Extracted records:
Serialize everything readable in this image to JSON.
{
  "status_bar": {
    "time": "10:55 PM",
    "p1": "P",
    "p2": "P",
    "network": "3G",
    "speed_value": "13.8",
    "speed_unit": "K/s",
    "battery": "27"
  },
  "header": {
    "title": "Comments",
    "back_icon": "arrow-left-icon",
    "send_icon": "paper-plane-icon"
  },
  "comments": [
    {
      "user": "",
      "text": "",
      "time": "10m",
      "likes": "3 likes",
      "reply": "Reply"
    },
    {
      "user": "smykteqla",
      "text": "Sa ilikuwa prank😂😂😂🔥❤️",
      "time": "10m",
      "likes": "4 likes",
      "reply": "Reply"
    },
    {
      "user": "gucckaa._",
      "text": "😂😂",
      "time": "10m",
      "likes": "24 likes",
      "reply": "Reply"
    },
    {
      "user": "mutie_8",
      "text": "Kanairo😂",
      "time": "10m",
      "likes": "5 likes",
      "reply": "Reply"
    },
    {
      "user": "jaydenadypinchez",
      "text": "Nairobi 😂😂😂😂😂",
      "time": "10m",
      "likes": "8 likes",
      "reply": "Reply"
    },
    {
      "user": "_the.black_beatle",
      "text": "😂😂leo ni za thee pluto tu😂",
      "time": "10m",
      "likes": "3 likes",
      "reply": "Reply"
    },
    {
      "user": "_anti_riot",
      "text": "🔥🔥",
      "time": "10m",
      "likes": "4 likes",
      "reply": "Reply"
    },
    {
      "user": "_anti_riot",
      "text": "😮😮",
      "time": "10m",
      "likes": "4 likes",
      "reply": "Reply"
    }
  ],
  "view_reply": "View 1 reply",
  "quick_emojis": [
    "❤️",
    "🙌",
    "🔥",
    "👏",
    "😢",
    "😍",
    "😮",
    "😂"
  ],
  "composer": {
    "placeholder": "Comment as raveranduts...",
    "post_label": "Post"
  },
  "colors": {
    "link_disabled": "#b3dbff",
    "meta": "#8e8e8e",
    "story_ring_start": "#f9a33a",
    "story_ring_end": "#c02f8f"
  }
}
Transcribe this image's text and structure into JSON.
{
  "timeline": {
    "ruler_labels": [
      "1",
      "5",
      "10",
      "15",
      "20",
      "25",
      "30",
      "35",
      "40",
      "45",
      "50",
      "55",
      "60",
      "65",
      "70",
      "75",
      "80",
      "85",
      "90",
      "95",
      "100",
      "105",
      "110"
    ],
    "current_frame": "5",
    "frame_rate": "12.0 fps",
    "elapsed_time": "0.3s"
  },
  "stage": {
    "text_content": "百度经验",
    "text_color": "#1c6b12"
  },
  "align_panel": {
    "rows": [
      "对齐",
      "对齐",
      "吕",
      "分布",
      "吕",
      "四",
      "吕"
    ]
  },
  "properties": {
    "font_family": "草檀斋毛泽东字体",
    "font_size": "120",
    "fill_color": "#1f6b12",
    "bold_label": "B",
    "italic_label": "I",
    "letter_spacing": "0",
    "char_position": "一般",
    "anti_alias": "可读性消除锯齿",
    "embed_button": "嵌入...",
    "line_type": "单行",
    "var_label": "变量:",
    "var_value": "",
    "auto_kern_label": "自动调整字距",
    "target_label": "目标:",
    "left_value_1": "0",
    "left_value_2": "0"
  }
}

# PROBLEM TO WORK ON
Extract every entry in the listing word for word.

# THE RESULT
Serialize everything readable in this image to JSON.
{
  "status_bar": {
    "time": "10:55 PM",
    "p1": "P",
    "p2": "P",
    "network": "3G",
    "speed_value": "13.8",
    "speed_unit": "K/s",
    "battery": "27"
  },
  "header": {
    "title": "Comments",
    "back_icon": "arrow-left-icon",
    "send_icon": "paper-plane-icon"
  },
  "comments": [
    {
      "user": "",
      "text": "",
      "time": "10m",
      "likes": "3 likes",
      "reply": "Reply"
    },
    {
      "user": "smykteqla",
      "text": "Sa ilikuwa prank😂😂😂🔥❤️",
      "time": "10m",
      "likes": "4 likes",
      "reply": "Reply"
    },
    {
      "user": "gucckaa._",
      "text": "😂😂",
      "time": "10m",
      "likes": "24 likes",
      "reply": "Reply"
    },
    {
      "user": "mutie_8",
      "text": "Kanairo😂",
      "time": "10m",
      "likes": "5 likes",
      "reply": "Reply"
    },
    {
      "user": "jaydenadypinchez",
      "text": "Nairobi 😂😂😂😂😂",
      "time": "10m",
      "likes": "8 likes",
      "reply": "Reply"
    },
    {
      "user": "_the.black_beatle",
      "text": "😂😂leo ni za thee pluto tu😂",
      "time": "10m",
      "likes": "3 likes",
      "reply": "Reply"
    },
    {
      "user": "_anti_riot",
      "text": "🔥🔥",
      "time": "10m",
      "likes": "4 likes",
      "reply": "Reply"
    },
    {
      "user": "_anti_riot",
      "text": "😮😮",
      "time": "10m",
      "likes": "4 likes",
      "reply": "Reply"
    }
  ],
  "view_reply": "View 1 reply",
  "quick_emojis": [
    "❤️",
    "🙌",
    "🔥",
    "👏",
    "😢",
    "😍",
    "😮",
    "😂"
  ],
  "composer": {
    "placeholder": "Comment as raveranduts...",
    "post_label": "Post"
  },
  "colors": {
    "link_disabled": "#b3dbff",
    "meta": "#8e8e8e",
    "story_ring_start": "#f9a33a",
    "story_ring_end": "#c02f8f"
  }
}
Transcribe this image's text and structure into JSON.
{
  "timeline": {
    "ruler_labels": [
      "1",
      "5",
      "10",
      "15",
      "20",
      "25",
      "30",
      "35",
      "40",
      "45",
      "50",
      "55",
      "60",
      "65",
      "70",
      "75",
      "80",
      "85",
      "90",
      "95",
      "100",
      "105",
      "110"
    ],
    "current_frame": "5",
    "frame_rate": "12.0 fps",
    "elapsed_time": "0.3s"
  },
  "stage": {
    "text_content": "百度经验",
    "text_color": "#1c6b12"
  },
  "align_panel": {
    "rows": [
      "对齐",
      "对齐",
      "吕",
      "分布",
      "吕",
      "四",
      "吕"
    ]
  },
  "properties": {
    "font_family": "草檀斋毛泽东字体",
    "font_size": "120",
    "fill_color": "#1f6b12",
    "bold_label": "B",
    "italic_label": "I",
    "letter_spacing": "0",
    "char_position": "一般",
    "anti_alias": "可读性消除锯齿",
    "embed_button": "嵌入...",
    "line_type": "单行",
    "var_label": "变量:",
    "var_value": "",
    "auto_kern_label": "自动调整字距",
    "target_label": "目标:",
    "left_value_1": "0",
    "left_value_2": "0"
  }
}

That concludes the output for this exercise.